▸ **Objective**
Below are records; work out how many of their lines contain "background" and give only that number.

▸ **Extracted records**
##############################

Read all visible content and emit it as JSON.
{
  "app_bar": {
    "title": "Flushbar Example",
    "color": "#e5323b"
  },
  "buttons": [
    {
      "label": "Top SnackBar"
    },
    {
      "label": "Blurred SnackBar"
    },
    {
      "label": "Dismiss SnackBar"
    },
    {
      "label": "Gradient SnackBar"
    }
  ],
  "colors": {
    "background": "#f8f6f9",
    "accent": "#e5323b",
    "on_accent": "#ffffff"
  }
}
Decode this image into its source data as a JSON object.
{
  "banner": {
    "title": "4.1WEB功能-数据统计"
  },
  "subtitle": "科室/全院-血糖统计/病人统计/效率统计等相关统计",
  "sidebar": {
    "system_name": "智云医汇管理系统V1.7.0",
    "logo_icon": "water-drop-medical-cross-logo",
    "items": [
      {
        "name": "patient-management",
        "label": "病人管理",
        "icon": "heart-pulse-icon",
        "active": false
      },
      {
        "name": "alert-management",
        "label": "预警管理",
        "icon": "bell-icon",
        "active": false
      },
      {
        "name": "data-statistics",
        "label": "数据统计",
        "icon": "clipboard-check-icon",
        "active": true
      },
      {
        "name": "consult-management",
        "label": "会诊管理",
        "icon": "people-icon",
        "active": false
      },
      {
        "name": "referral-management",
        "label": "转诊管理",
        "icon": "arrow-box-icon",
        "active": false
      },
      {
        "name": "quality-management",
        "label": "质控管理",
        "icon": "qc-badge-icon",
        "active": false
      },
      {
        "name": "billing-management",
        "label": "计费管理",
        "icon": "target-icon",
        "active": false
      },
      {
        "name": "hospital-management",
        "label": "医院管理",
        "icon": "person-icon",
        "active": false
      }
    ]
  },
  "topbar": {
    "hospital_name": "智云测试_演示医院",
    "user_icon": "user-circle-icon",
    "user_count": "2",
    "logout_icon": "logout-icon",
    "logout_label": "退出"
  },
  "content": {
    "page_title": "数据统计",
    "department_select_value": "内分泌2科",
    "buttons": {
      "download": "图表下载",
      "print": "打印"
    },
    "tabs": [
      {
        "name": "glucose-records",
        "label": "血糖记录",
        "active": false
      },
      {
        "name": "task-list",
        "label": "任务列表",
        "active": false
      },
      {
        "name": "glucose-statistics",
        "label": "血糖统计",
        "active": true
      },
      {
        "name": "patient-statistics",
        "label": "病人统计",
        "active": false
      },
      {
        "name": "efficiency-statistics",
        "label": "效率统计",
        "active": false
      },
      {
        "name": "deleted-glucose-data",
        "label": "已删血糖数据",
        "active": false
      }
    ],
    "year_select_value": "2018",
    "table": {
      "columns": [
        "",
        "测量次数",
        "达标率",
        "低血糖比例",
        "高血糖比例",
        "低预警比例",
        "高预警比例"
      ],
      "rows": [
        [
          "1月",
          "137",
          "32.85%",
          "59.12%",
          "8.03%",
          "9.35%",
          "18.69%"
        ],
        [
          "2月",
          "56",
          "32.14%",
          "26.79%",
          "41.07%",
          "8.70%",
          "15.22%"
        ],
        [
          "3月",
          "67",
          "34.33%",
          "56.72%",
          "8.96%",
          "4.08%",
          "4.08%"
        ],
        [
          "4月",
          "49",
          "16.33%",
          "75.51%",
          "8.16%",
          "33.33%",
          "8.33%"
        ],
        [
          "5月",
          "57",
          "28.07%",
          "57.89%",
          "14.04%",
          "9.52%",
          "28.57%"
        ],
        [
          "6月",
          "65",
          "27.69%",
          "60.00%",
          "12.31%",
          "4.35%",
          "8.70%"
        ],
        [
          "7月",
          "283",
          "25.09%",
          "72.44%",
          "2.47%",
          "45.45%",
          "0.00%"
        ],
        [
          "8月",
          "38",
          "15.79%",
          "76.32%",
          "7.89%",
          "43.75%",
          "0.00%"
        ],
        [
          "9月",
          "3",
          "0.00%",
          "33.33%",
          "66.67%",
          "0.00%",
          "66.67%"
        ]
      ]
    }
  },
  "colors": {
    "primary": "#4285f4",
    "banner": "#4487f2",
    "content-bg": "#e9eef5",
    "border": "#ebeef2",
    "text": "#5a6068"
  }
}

##############################

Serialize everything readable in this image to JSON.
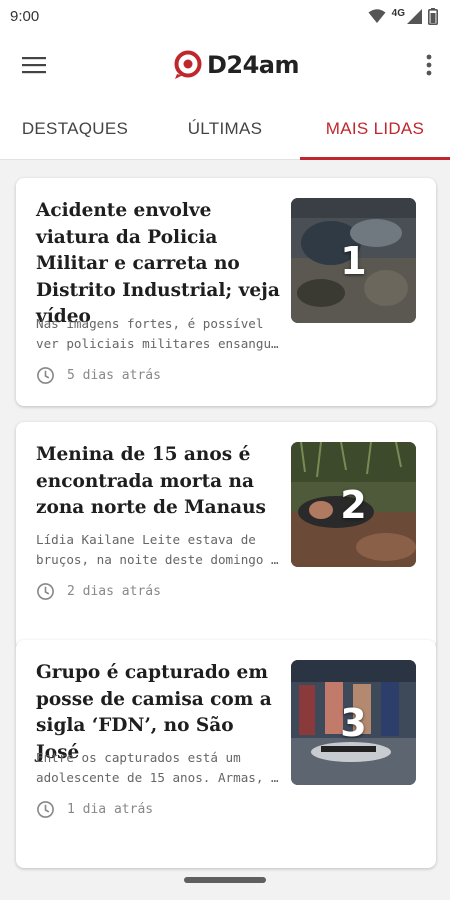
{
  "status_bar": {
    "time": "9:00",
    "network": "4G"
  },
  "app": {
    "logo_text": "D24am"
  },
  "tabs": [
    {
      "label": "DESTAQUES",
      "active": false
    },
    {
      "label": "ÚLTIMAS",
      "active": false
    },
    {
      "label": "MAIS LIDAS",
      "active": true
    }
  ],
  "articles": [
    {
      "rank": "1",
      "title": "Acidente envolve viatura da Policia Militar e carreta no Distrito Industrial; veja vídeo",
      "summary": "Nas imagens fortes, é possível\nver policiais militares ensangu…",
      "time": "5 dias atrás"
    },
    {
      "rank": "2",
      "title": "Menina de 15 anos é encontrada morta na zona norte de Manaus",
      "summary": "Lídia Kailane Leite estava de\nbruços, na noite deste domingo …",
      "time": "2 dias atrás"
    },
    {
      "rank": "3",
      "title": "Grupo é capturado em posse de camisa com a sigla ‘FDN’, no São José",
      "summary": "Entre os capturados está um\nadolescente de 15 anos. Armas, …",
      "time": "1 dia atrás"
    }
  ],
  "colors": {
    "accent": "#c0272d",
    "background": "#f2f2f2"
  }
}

##############################

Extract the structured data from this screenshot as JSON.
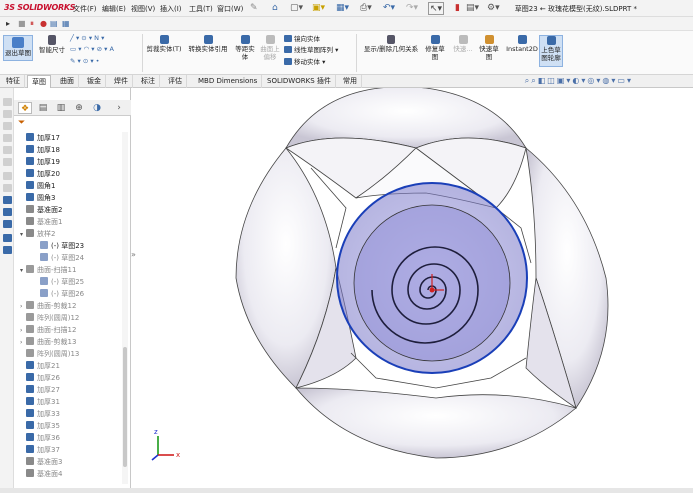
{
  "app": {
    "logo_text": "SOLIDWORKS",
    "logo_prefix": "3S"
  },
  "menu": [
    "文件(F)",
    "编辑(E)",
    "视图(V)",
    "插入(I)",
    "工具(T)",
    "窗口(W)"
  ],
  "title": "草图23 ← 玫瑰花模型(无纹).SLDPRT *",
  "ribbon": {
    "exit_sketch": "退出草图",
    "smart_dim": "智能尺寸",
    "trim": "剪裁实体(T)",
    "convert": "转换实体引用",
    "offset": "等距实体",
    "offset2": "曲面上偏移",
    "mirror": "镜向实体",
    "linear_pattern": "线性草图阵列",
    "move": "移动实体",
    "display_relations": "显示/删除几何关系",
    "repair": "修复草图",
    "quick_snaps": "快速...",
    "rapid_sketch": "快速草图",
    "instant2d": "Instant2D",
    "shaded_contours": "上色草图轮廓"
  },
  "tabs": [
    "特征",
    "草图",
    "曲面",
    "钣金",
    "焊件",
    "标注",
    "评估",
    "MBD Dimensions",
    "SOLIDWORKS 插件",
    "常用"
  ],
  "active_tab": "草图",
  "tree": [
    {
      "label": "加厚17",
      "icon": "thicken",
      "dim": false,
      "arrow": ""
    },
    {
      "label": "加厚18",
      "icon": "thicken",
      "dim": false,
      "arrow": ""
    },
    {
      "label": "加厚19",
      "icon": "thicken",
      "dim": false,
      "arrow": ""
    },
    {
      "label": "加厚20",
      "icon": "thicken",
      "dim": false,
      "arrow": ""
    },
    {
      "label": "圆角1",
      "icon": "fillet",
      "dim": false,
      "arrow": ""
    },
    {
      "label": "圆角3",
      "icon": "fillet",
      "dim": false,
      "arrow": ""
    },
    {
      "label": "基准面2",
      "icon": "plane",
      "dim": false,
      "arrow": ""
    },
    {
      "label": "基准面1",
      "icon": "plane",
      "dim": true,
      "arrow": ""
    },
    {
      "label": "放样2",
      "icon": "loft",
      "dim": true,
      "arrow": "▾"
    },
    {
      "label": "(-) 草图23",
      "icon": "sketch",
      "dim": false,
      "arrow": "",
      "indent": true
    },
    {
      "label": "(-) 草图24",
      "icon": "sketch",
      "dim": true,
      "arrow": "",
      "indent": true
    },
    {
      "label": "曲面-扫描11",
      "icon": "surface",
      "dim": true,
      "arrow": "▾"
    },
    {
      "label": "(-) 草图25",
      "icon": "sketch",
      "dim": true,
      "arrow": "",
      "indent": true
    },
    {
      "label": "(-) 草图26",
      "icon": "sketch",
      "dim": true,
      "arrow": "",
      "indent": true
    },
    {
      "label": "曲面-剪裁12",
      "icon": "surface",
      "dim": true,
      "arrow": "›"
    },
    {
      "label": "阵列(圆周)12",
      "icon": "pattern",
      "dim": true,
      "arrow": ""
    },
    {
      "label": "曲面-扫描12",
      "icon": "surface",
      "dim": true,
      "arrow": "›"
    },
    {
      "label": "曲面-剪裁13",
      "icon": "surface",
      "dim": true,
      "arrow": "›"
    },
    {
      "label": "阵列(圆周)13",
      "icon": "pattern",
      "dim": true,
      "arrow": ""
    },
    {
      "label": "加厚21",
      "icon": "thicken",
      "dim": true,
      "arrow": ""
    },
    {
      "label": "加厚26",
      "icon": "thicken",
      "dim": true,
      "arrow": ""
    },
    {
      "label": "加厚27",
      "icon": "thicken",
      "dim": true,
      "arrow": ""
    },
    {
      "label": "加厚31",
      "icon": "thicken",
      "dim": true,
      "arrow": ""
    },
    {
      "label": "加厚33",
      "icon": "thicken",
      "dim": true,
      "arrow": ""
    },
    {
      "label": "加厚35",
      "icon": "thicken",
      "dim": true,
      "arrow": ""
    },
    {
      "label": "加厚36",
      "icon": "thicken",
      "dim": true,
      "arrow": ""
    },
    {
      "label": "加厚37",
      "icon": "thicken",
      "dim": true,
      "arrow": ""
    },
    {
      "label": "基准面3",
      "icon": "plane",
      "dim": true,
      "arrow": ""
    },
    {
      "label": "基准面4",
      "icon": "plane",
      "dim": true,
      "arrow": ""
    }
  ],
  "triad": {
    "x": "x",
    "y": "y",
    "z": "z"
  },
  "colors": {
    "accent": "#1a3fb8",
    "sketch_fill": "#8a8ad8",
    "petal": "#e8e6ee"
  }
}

##############################

▸ **Finished answer**
2